■ **Aim of the exercise**: Write out the listing beneath this instruction in its entirety, exactly as it reads.

[Entries shown start]

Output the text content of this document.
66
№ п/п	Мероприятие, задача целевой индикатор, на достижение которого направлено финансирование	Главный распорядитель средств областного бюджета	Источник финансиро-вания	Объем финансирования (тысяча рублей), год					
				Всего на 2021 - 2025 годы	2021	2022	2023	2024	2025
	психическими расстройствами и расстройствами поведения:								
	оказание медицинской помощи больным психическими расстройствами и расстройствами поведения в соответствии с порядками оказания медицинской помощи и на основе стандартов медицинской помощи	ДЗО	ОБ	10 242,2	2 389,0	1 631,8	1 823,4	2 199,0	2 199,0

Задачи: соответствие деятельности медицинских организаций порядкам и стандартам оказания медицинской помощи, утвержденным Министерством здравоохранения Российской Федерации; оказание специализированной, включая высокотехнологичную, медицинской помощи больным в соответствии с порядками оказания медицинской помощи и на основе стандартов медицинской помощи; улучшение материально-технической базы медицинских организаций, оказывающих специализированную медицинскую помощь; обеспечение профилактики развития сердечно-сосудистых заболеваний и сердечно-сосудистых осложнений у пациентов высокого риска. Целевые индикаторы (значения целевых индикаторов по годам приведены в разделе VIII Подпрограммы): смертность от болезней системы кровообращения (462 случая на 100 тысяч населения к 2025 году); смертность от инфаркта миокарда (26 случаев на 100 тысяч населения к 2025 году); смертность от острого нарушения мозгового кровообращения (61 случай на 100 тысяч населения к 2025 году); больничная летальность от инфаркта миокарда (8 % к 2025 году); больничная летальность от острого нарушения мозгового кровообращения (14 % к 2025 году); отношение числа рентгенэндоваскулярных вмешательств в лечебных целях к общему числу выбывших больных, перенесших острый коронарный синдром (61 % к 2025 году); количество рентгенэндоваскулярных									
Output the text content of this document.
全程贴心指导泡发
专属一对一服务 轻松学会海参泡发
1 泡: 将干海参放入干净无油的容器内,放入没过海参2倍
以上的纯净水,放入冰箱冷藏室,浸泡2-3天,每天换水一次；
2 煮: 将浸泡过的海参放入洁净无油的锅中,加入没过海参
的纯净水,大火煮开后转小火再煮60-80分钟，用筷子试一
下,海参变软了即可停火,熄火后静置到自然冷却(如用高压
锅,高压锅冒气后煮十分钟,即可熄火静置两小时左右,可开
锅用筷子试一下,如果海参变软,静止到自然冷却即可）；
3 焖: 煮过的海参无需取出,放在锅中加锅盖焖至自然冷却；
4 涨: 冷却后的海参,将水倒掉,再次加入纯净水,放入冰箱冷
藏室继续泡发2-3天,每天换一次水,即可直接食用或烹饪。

[Entries shown end]

■ **Response below**:
Output the text content of this document.
66
№ п/п	Мероприятие, задача целевой индикатор, на достижение которого направлено финансирование	Главный распорядитель средств областного бюджета	Источник финансиро-вания	Объем финансирования (тысяча рублей), год					
				Всего на 2021 - 2025 годы	2021	2022	2023	2024	2025
	психическими расстройствами и расстройствами поведения:								
	оказание медицинской помощи больным психическими расстройствами и расстройствами поведения в соответствии с порядками оказания медицинской помощи и на основе стандартов медицинской помощи	ДЗО	ОБ	10 242,2	2 389,0	1 631,8	1 823,4	2 199,0	2 199,0

Задачи: соответствие деятельности медицинских организаций порядкам и стандартам оказания медицинской помощи, утвержденным Министерством здравоохранения Российской Федерации; оказание специализированной, включая высокотехнологичную, медицинской помощи больным в соответствии с порядками оказания медицинской помощи и на основе стандартов медицинской помощи; улучшение материально-технической базы медицинских организаций, оказывающих специализированную медицинскую помощь; обеспечение профилактики развития сердечно-сосудистых заболеваний и сердечно-сосудистых осложнений у пациентов высокого риска. Целевые индикаторы (значения целевых индикаторов по годам приведены в разделе VIII Подпрограммы): смертность от болезней системы кровообращения (462 случая на 100 тысяч населения к 2025 году); смертность от инфаркта миокарда (26 случаев на 100 тысяч населения к 2025 году); смертность от острого нарушения мозгового кровообращения (61 случай на 100 тысяч населения к 2025 году); больничная летальность от инфаркта миокарда (8 % к 2025 году); больничная летальность от острого нарушения мозгового кровообращения (14 % к 2025 году); отношение числа рентгенэндоваскулярных вмешательств в лечебных целях к общему числу выбывших больных, перенесших острый коронарный синдром (61 % к 2025 году); количество рентгенэндоваскулярных									
Output the text content of this document.
全程贴心指导泡发
专属一对一服务 轻松学会海参泡发
1 泡: 将干海参放入干净无油的容器内,放入没过海参2倍
以上的纯净水,放入冰箱冷藏室,浸泡2-3天,每天换水一次；
2 煮: 将浸泡过的海参放入洁净无油的锅中,加入没过海参
的纯净水,大火煮开后转小火再煮60-80分钟，用筷子试一
下,海参变软了即可停火,熄火后静置到自然冷却(如用高压
锅,高压锅冒气后煮十分钟,即可熄火静置两小时左右,可开
锅用筷子试一下,如果海参变软,静止到自然冷却即可）；
3 焖: 煮过的海参无需取出,放在锅中加锅盖焖至自然冷却；
4 涨: 冷却后的海参,将水倒掉,再次加入纯净水,放入冰箱冷
藏室继续泡发2-3天,每天换一次水,即可直接食用或烹饪。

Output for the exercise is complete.